* [TASK REQUIREMENTS] Using the listing below, report all lines holding the word "Programm".

Stored data entries:
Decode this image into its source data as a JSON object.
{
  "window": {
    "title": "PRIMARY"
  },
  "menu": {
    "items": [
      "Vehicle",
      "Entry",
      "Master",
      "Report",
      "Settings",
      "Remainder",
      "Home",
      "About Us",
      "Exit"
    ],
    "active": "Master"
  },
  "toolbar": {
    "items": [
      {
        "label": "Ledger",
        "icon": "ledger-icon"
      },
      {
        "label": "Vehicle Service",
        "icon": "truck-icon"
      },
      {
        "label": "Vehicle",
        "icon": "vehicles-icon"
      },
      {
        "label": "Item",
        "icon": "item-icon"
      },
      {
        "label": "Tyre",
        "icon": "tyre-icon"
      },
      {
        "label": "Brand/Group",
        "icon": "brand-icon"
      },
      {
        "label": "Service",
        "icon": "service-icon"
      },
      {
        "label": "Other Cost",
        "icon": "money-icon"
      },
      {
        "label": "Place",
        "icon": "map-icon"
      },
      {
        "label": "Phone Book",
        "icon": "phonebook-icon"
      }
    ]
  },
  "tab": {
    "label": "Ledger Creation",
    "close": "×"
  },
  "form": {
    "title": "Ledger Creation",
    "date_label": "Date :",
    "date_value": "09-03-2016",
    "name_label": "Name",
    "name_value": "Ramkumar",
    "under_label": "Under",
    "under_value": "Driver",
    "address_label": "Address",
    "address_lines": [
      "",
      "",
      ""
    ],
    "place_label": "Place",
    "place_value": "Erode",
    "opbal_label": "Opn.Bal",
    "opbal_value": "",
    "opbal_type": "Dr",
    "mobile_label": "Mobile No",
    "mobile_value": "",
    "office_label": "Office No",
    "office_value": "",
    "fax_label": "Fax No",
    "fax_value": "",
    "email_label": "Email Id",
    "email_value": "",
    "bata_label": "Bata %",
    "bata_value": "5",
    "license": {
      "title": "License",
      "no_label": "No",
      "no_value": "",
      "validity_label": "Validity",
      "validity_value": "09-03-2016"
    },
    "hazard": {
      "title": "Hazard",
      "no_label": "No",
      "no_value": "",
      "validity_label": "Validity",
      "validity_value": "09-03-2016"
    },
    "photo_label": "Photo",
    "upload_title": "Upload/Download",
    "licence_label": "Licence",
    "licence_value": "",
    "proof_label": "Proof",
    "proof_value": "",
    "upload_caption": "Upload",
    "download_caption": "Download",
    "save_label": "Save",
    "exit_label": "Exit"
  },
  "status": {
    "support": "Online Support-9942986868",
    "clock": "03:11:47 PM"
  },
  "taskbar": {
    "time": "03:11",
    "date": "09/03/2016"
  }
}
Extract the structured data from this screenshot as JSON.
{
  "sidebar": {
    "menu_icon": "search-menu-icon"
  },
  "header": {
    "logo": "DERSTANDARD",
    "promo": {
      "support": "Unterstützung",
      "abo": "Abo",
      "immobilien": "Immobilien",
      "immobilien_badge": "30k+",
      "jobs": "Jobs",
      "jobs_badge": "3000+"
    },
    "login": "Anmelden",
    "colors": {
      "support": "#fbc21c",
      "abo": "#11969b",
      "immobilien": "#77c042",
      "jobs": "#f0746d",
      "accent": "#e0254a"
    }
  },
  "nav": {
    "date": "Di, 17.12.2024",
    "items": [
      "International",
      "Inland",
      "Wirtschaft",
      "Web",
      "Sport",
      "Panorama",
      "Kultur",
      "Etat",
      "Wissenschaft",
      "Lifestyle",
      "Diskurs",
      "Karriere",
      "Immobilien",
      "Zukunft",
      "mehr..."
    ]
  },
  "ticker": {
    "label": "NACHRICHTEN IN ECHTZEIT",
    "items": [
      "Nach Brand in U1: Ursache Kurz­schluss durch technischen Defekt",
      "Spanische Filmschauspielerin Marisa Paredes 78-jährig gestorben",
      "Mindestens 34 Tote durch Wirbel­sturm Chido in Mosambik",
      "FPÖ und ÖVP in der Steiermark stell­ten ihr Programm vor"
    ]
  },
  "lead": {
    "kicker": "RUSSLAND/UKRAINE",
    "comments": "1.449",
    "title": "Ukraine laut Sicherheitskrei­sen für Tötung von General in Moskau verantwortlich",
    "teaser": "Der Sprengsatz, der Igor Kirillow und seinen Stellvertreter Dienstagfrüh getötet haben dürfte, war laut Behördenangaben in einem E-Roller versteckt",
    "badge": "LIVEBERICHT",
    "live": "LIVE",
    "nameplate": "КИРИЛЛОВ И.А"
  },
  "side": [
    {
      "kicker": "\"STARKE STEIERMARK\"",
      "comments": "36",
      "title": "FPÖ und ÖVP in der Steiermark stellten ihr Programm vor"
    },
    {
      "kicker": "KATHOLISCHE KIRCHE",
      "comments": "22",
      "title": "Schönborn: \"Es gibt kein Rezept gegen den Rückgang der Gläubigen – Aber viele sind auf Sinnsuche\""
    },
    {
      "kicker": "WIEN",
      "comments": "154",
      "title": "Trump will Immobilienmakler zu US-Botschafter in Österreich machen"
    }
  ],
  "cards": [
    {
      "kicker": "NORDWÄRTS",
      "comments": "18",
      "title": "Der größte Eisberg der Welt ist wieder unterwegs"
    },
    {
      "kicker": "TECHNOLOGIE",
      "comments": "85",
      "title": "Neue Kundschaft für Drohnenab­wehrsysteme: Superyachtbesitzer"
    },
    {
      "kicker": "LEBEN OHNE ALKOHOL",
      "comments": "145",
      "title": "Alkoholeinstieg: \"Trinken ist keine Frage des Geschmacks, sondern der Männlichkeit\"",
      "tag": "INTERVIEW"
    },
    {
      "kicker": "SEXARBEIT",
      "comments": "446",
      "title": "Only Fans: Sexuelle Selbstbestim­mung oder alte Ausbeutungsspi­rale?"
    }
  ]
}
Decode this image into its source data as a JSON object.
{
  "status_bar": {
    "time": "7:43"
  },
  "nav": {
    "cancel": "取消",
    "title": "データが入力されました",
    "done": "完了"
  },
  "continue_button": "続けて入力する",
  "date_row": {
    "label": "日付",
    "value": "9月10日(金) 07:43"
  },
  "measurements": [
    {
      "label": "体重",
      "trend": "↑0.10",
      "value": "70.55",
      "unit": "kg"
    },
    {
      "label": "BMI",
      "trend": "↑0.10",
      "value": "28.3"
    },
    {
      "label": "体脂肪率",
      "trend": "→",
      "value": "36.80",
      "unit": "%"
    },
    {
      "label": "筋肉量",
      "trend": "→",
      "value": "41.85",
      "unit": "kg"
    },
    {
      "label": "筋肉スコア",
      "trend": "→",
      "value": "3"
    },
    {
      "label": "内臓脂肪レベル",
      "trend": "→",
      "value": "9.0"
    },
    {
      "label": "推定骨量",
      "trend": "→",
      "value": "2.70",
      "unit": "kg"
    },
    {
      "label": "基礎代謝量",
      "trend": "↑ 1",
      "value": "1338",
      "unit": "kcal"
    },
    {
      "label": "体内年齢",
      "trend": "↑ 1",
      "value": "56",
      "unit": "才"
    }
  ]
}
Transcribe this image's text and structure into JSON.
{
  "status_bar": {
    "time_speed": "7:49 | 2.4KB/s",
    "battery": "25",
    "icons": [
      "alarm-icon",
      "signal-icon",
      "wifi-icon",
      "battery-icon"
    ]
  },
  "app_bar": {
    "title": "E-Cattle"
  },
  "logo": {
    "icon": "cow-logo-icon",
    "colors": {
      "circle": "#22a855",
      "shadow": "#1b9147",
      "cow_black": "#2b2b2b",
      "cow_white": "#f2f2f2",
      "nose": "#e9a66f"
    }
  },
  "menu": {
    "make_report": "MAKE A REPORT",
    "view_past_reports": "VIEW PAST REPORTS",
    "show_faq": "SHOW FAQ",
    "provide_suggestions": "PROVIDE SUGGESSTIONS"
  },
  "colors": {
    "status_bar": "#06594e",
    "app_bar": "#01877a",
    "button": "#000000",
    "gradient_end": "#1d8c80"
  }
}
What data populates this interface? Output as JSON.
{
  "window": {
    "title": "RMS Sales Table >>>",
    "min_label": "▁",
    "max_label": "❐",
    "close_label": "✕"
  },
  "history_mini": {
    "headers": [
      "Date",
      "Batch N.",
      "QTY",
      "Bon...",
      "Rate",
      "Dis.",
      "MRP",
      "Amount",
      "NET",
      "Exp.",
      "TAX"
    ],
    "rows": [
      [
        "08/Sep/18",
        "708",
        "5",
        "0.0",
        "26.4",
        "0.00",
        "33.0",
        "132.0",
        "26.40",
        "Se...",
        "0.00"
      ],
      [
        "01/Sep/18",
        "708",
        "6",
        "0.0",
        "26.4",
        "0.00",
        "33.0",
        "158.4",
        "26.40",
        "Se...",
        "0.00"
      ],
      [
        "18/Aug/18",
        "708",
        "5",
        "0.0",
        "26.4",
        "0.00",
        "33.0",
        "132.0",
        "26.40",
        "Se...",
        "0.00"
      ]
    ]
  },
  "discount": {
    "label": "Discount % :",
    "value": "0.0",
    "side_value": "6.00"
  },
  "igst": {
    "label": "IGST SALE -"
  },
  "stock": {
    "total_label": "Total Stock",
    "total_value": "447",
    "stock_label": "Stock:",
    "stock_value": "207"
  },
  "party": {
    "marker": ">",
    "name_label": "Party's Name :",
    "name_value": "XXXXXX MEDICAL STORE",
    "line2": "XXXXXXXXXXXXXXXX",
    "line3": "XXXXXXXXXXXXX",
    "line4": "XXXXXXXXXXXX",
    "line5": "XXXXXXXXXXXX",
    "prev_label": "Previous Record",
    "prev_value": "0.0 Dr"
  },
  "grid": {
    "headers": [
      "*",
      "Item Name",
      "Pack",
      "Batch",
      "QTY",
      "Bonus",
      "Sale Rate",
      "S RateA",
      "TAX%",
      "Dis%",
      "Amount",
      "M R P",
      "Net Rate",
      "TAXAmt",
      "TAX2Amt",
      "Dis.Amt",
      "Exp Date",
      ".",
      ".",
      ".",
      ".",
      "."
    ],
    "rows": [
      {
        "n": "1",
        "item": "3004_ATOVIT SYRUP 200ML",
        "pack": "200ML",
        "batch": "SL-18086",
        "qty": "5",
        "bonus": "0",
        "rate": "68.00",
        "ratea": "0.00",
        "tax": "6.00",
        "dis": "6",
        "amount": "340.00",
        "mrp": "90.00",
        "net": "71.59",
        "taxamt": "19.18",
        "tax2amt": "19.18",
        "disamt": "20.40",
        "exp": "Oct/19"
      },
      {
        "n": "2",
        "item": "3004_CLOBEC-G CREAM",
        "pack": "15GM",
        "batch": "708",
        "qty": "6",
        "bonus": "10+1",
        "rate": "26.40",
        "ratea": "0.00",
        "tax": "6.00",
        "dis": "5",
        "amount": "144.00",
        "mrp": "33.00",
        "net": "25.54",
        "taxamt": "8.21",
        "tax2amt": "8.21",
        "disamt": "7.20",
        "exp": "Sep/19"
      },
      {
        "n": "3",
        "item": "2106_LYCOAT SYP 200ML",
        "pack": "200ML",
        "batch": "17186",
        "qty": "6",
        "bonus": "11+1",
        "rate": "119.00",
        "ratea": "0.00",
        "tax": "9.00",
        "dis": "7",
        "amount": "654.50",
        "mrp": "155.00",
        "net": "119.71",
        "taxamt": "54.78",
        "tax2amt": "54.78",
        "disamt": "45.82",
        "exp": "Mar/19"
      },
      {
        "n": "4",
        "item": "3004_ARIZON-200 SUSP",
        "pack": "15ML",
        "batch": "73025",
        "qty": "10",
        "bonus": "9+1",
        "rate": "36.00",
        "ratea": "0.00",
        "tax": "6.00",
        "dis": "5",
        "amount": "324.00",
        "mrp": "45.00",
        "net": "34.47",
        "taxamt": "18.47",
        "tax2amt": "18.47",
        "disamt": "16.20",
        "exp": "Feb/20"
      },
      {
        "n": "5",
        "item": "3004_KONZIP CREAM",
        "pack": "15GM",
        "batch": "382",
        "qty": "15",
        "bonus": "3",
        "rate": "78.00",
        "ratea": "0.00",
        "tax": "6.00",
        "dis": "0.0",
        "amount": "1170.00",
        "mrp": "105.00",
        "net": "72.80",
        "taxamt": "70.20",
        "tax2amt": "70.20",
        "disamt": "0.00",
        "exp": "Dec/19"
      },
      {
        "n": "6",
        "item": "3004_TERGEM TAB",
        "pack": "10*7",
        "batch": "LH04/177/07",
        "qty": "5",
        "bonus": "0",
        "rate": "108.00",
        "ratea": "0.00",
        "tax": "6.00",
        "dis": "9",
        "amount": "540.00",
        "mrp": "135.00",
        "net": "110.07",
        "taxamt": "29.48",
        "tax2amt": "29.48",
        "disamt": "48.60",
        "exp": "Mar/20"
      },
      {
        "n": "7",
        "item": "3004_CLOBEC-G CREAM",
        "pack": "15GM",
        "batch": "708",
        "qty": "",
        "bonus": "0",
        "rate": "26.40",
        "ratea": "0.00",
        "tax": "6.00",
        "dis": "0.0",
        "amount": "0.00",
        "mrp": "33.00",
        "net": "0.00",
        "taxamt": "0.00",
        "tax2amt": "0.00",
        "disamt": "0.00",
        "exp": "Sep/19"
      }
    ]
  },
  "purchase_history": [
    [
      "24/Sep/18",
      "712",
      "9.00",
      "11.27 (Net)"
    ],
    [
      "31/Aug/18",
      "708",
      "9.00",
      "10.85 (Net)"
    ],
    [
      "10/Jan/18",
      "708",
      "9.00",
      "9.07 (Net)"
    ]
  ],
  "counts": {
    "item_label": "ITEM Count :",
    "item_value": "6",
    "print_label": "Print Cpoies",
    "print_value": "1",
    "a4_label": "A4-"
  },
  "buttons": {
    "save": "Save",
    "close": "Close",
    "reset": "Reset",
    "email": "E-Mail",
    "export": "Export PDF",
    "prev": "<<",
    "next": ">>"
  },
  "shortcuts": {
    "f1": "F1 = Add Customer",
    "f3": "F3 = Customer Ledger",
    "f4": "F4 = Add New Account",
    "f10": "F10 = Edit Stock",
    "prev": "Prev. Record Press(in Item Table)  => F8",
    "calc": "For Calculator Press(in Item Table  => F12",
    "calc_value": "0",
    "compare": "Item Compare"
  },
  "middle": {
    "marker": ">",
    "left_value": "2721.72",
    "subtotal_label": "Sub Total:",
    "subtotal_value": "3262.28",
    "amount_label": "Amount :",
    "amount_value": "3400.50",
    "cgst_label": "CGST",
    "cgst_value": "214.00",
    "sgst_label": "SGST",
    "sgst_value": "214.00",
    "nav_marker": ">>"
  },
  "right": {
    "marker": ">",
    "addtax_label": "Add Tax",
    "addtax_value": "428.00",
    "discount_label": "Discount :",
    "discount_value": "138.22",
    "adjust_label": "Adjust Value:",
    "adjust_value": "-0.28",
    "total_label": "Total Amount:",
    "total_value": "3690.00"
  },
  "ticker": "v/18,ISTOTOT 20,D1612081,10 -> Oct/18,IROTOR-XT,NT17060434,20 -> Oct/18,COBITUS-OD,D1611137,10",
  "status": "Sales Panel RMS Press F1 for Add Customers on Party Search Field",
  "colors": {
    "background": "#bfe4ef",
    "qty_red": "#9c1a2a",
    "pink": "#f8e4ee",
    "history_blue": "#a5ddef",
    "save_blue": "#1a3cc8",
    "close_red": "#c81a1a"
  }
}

* [RESULT OF THIS TASK]
      "FPÖ und ÖVP in der Steiermark stell­ten ihr Programm vor"
      "title": "FPÖ und ÖVP in der Steiermark stellten ihr Programm vor"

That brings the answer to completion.